Some records:
======

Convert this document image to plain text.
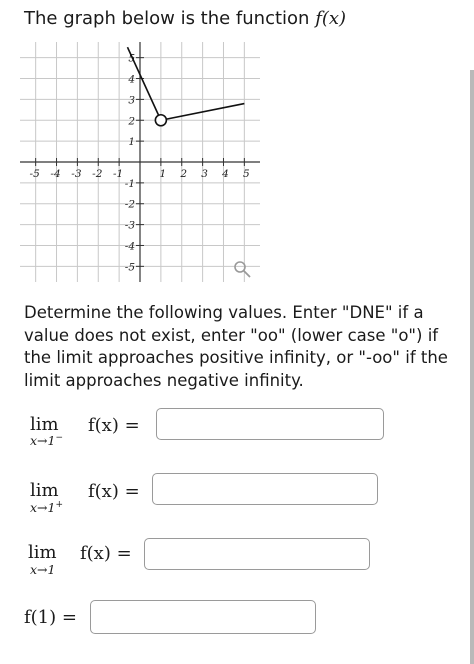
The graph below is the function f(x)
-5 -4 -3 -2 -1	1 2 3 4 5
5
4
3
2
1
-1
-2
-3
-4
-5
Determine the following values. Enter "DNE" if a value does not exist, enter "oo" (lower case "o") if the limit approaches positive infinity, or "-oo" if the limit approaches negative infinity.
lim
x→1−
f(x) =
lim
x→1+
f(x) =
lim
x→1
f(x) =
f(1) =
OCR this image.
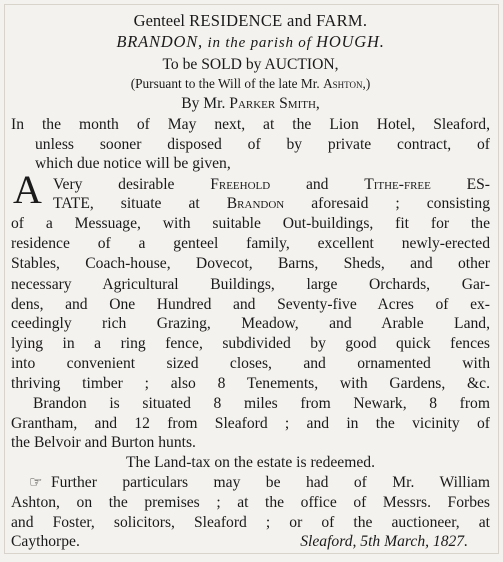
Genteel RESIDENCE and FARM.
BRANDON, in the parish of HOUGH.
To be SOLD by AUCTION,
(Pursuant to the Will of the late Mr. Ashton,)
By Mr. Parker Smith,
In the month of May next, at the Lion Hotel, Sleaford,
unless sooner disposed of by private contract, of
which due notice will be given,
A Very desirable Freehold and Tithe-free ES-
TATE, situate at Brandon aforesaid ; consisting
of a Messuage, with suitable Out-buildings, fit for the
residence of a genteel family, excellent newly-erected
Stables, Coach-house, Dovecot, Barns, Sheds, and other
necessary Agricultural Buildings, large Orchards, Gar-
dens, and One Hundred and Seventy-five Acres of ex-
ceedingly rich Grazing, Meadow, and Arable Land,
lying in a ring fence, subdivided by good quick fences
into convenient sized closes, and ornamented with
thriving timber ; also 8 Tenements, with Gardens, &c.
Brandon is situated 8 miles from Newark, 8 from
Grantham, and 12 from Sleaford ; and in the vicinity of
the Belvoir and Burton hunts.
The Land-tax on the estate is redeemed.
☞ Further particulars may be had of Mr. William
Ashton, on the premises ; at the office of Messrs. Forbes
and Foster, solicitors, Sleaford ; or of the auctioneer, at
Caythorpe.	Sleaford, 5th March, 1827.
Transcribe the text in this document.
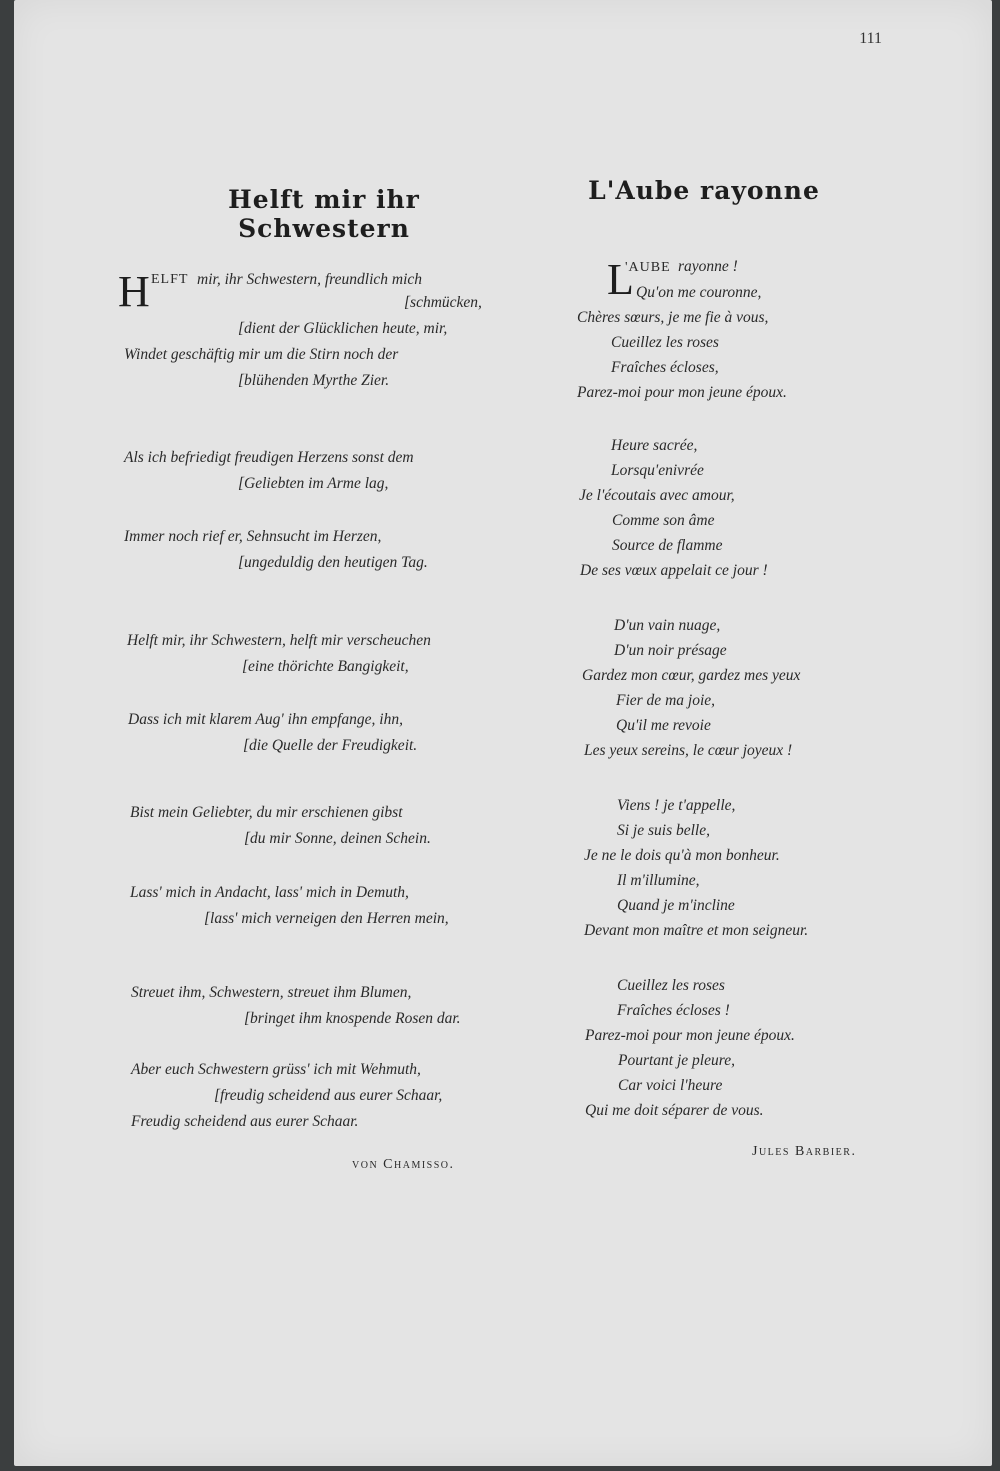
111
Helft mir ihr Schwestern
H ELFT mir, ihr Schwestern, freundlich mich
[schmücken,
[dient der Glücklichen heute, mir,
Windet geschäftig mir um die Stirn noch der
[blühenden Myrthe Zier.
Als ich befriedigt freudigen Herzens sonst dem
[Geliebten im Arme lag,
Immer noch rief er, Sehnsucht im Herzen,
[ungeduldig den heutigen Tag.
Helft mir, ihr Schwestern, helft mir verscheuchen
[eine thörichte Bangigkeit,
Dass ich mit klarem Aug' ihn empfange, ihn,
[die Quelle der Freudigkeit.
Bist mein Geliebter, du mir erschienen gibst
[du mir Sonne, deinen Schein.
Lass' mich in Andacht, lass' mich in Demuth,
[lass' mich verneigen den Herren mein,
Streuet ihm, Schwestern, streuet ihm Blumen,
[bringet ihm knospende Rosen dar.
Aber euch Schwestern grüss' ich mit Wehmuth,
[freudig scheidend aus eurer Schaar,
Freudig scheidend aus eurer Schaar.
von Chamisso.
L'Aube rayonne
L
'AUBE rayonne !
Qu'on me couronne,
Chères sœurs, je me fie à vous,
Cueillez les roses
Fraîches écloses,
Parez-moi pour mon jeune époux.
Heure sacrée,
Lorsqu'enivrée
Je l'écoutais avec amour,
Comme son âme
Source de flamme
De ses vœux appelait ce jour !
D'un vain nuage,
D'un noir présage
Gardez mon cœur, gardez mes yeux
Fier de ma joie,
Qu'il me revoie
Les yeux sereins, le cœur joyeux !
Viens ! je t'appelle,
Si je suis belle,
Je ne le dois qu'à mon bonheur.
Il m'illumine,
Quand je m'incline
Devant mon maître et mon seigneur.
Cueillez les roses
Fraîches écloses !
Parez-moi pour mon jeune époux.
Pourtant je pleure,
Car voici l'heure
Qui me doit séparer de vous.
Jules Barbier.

======

REQUIRED TASK:
Copy every line of the listing that includes the string "with".

WRITTEN ANSWER:
of a Messuage, with suitable Out-buildings, fit for the
into convenient sized closes, and ornamented with
thriving timber ; also 8 Tenements, with Gardens, &c.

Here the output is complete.